→ **Record list**:
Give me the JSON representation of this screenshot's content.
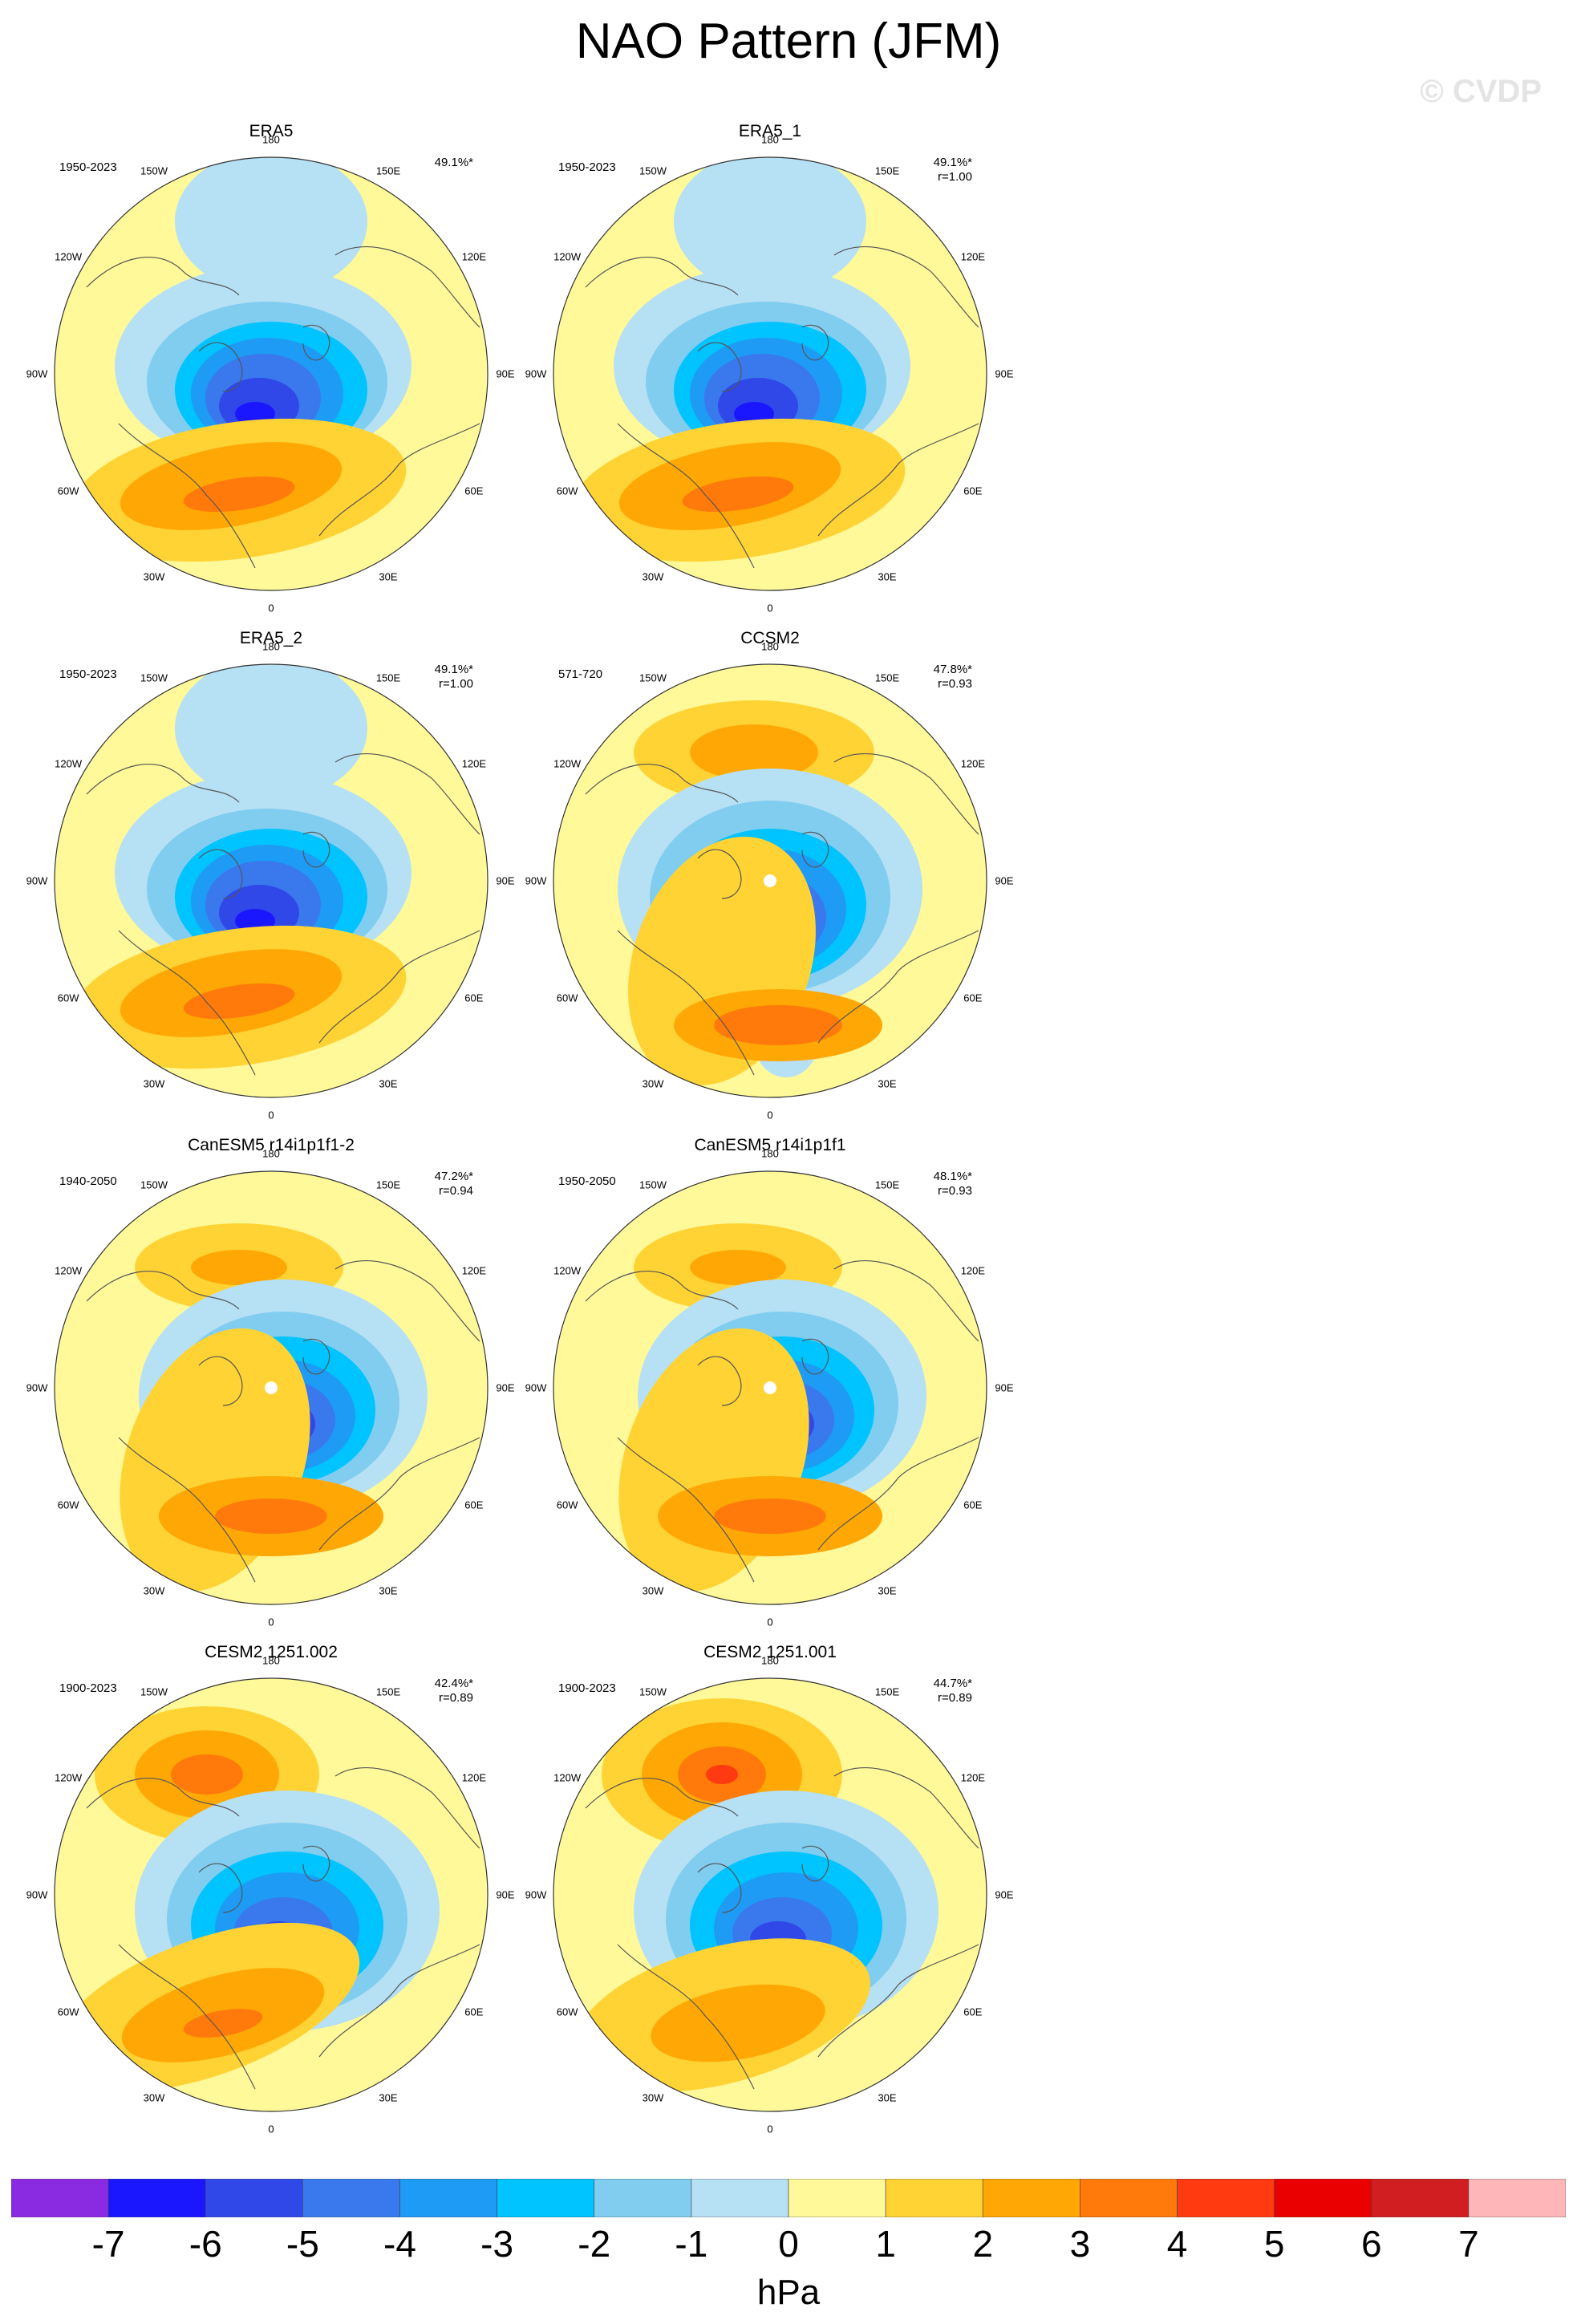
{
  "title": "NAO Pattern (JFM)",
  "watermark": "© CVDP",
  "units": "hPa",
  "colorbar": {
    "ticks": [
      "-7",
      "-6",
      "-5",
      "-4",
      "-3",
      "-2",
      "-1",
      "0",
      "1",
      "2",
      "3",
      "4",
      "5",
      "6",
      "7"
    ],
    "colors": [
      "#8a2be2",
      "#1a17ff",
      "#3048e8",
      "#3a78ee",
      "#1e9bf5",
      "#00c4ff",
      "#80cdf0",
      "#b6e0f4",
      "#fff999",
      "#ffd334",
      "#ffa805",
      "#ff7a0a",
      "#ff3a10",
      "#ea0000",
      "#d11e20",
      "#ffb6b9"
    ]
  },
  "lon_labels": [
    "180",
    "150E",
    "120E",
    "90E",
    "60E",
    "30E",
    "0",
    "30W",
    "60W",
    "90W",
    "120W",
    "150W"
  ],
  "panels": [
    {
      "title": "ERA5",
      "period": "1950-2023",
      "pct": "49.1%*",
      "r": "",
      "style": "obs",
      "dot": false
    },
    {
      "title": "ERA5_1",
      "period": "1950-2023",
      "pct": "49.1%*",
      "r": "r=1.00",
      "style": "obs",
      "dot": false
    },
    {
      "title": "ERA5_2",
      "period": "1950-2023",
      "pct": "49.1%*",
      "r": "r=1.00",
      "style": "obs",
      "dot": false
    },
    {
      "title": "CCSM2",
      "period": "571-720",
      "pct": "47.8%*",
      "r": "r=0.93",
      "style": "ccsm",
      "dot": true
    },
    {
      "title": "CanESM5 r14i1p1f1-2",
      "period": "1940-2050",
      "pct": "47.2%*",
      "r": "r=0.94",
      "style": "can",
      "dot": true
    },
    {
      "title": "CanESM5 r14i1p1f1",
      "period": "1950-2050",
      "pct": "48.1%*",
      "r": "r=0.93",
      "style": "can",
      "dot": true
    },
    {
      "title": "CESM2 1251.002",
      "period": "1900-2023",
      "pct": "42.4%*",
      "r": "r=0.89",
      "style": "cesm",
      "dot": false
    },
    {
      "title": "CESM2 1251.001",
      "period": "1900-2023",
      "pct": "44.7%*",
      "r": "r=0.89",
      "style": "cesm2",
      "dot": false
    }
  ]
}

→ **Problem to work on**:
Can you retype every record above exactly, leaving out the pictures?

→ **Output of the task**:
Give me the JSON representation of this screenshot's content.
{
  "title": "NAO Pattern (JFM)",
  "watermark": "© CVDP",
  "units": "hPa",
  "colorbar": {
    "ticks": [
      "-7",
      "-6",
      "-5",
      "-4",
      "-3",
      "-2",
      "-1",
      "0",
      "1",
      "2",
      "3",
      "4",
      "5",
      "6",
      "7"
    ],
    "colors": [
      "#8a2be2",
      "#1a17ff",
      "#3048e8",
      "#3a78ee",
      "#1e9bf5",
      "#00c4ff",
      "#80cdf0",
      "#b6e0f4",
      "#fff999",
      "#ffd334",
      "#ffa805",
      "#ff7a0a",
      "#ff3a10",
      "#ea0000",
      "#d11e20",
      "#ffb6b9"
    ]
  },
  "lon_labels": [
    "180",
    "150E",
    "120E",
    "90E",
    "60E",
    "30E",
    "0",
    "30W",
    "60W",
    "90W",
    "120W",
    "150W"
  ],
  "panels": [
    {
      "title": "ERA5",
      "period": "1950-2023",
      "pct": "49.1%*",
      "r": "",
      "style": "obs",
      "dot": false
    },
    {
      "title": "ERA5_1",
      "period": "1950-2023",
      "pct": "49.1%*",
      "r": "r=1.00",
      "style": "obs",
      "dot": false
    },
    {
      "title": "ERA5_2",
      "period": "1950-2023",
      "pct": "49.1%*",
      "r": "r=1.00",
      "style": "obs",
      "dot": false
    },
    {
      "title": "CCSM2",
      "period": "571-720",
      "pct": "47.8%*",
      "r": "r=0.93",
      "style": "ccsm",
      "dot": true
    },
    {
      "title": "CanESM5 r14i1p1f1-2",
      "period": "1940-2050",
      "pct": "47.2%*",
      "r": "r=0.94",
      "style": "can",
      "dot": true
    },
    {
      "title": "CanESM5 r14i1p1f1",
      "period": "1950-2050",
      "pct": "48.1%*",
      "r": "r=0.93",
      "style": "can",
      "dot": true
    },
    {
      "title": "CESM2 1251.002",
      "period": "1900-2023",
      "pct": "42.4%*",
      "r": "r=0.89",
      "style": "cesm",
      "dot": false
    },
    {
      "title": "CESM2 1251.001",
      "period": "1900-2023",
      "pct": "44.7%*",
      "r": "r=0.89",
      "style": "cesm2",
      "dot": false
    }
  ]
}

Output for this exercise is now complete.